**JOB:** Transcribe all of the data exactly. Omit the pictures.
/---
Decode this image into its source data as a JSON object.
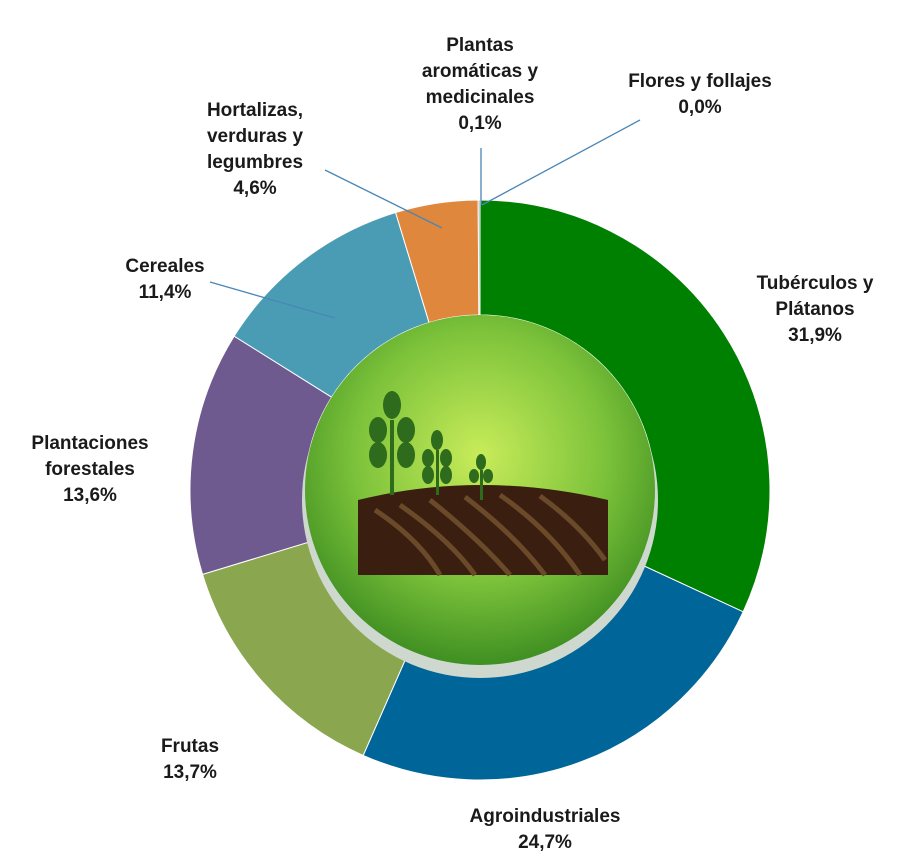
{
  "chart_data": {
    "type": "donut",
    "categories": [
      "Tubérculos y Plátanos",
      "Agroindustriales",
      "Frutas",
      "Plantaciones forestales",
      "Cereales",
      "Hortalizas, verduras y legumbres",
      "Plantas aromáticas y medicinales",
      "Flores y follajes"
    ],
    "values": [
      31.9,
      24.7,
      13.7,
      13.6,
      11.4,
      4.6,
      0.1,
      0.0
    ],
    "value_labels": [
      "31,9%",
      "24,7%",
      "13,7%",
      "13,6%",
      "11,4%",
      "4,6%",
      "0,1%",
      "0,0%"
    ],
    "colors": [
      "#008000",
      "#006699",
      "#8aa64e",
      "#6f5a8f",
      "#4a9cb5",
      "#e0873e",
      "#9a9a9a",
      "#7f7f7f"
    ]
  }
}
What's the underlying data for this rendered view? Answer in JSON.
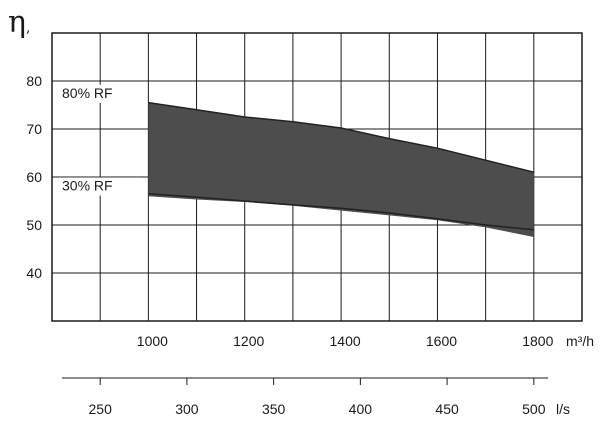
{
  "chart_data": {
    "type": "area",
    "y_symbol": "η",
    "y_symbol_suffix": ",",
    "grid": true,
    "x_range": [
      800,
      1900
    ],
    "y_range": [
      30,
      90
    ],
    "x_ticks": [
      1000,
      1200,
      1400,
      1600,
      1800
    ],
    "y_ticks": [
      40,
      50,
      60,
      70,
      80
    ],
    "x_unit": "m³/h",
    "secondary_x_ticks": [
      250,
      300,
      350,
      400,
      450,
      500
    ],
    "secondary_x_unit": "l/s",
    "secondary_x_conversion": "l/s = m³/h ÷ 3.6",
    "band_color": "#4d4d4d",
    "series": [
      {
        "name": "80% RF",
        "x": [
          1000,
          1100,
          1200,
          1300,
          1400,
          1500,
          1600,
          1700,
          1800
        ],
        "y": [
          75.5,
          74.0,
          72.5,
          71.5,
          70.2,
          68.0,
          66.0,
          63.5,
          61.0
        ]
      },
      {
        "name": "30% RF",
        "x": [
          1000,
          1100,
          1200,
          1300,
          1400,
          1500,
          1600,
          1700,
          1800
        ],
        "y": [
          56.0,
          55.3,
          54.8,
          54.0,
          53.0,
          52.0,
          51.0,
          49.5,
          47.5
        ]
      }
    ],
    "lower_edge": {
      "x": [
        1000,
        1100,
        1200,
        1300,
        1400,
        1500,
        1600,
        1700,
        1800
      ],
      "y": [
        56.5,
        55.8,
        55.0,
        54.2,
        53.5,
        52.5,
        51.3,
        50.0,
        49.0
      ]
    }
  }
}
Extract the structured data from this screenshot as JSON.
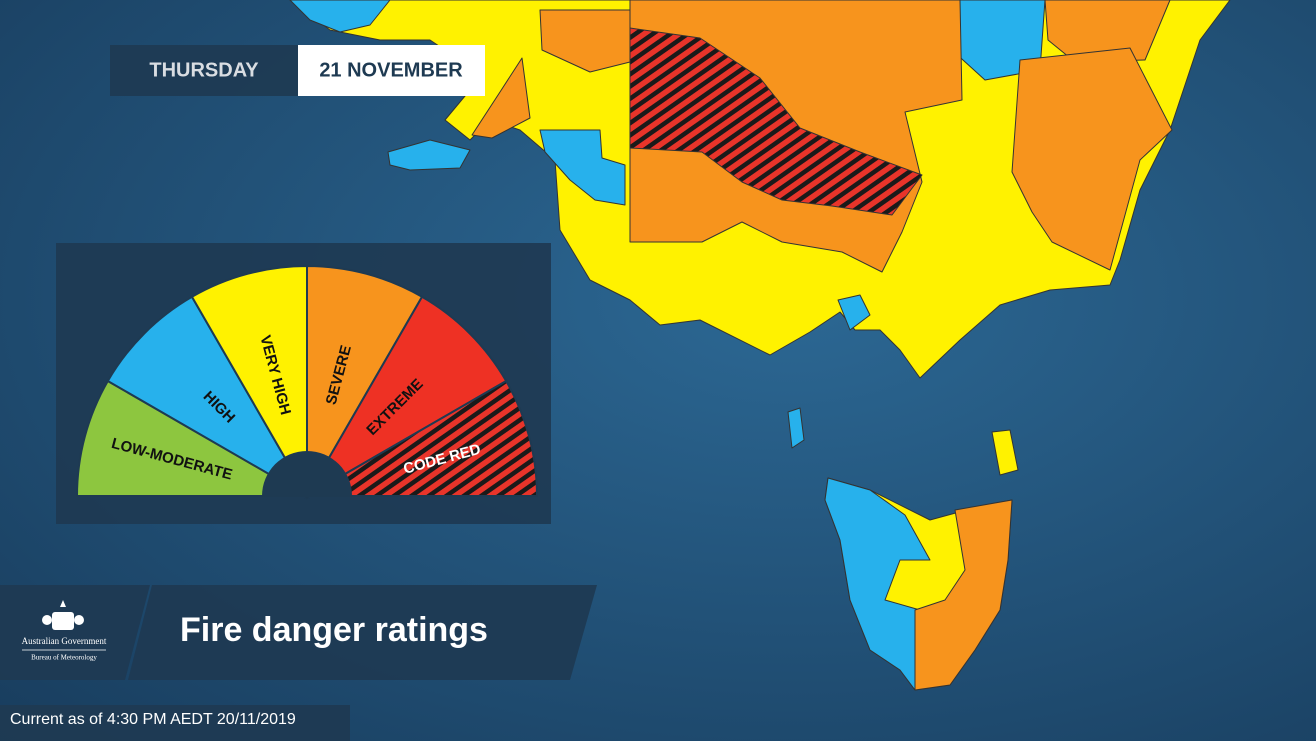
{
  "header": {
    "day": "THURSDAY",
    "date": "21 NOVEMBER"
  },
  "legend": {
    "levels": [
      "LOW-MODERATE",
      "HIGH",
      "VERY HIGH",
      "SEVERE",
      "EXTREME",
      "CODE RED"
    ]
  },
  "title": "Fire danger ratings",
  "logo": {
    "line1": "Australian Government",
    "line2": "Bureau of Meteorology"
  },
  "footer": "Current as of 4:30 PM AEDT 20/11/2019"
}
\---
**OUTPUT OF THE TASK:**
Decode this image into its source data as a JSON object.
{
  "chart_data": {
    "type": "donut",
    "categories": [
      "Tubérculos y Plátanos",
      "Agroindustriales",
      "Frutas",
      "Plantaciones forestales",
      "Cereales",
      "Hortalizas, verduras y legumbres",
      "Plantas aromáticas y medicinales",
      "Flores y follajes"
    ],
    "values": [
      31.9,
      24.7,
      13.7,
      13.6,
      11.4,
      4.6,
      0.1,
      0.0
    ],
    "value_labels": [
      "31,9%",
      "24,7%",
      "13,7%",
      "13,6%",
      "11,4%",
      "4,6%",
      "0,1%",
      "0,0%"
    ],
    "colors": [
      "#008000",
      "#006699",
      "#8aa64e",
      "#6f5a8f",
      "#4a9cb5",
      "#e0873e",
      "#9a9a9a",
      "#7f7f7f"
    ]
  }
}
What's the underlying data for this rendered view? Answer in JSON.
{
  "chart_data": {
    "type": "area",
    "y_symbol": "η",
    "y_symbol_suffix": ",",
    "grid": true,
    "x_range": [
      800,
      1900
    ],
    "y_range": [
      30,
      90
    ],
    "x_ticks": [
      1000,
      1200,
      1400,
      1600,
      1800
    ],
    "y_ticks": [
      40,
      50,
      60,
      70,
      80
    ],
    "x_unit": "m³/h",
    "secondary_x_ticks": [
      250,
      300,
      350,
      400,
      450,
      500
    ],
    "secondary_x_unit": "l/s",
    "secondary_x_conversion": "l/s = m³/h ÷ 3.6",
    "band_color": "#4d4d4d",
    "series": [
      {
        "name": "80% RF",
        "x": [
          1000,
          1100,
          1200,
          1300,
          1400,
          1500,
          1600,
          1700,
          1800
        ],
        "y": [
          75.5,
          74.0,
          72.5,
          71.5,
          70.2,
          68.0,
          66.0,
          63.5,
          61.0
        ]
      },
      {
        "name": "30% RF",
        "x": [
          1000,
          1100,
          1200,
          1300,
          1400,
          1500,
          1600,
          1700,
          1800
        ],
        "y": [
          56.0,
          55.3,
          54.8,
          54.0,
          53.0,
          52.0,
          51.0,
          49.5,
          47.5
        ]
      }
    ],
    "lower_edge": {
      "x": [
        1000,
        1100,
        1200,
        1300,
        1400,
        1500,
        1600,
        1700,
        1800
      ],
      "y": [
        56.5,
        55.8,
        55.0,
        54.2,
        53.5,
        52.5,
        51.3,
        50.0,
        49.0
      ]
    }
  }
}
Extract the structured data from this screenshot as JSON.
{
  "header": {
    "day": "THURSDAY",
    "date": "21 NOVEMBER"
  },
  "legend": {
    "levels": [
      "LOW-MODERATE",
      "HIGH",
      "VERY HIGH",
      "SEVERE",
      "EXTREME",
      "CODE RED"
    ]
  },
  "title": "Fire danger ratings",
  "logo": {
    "line1": "Australian Government",
    "line2": "Bureau of Meteorology"
  },
  "footer": "Current as of 4:30 PM AEDT 20/11/2019"
}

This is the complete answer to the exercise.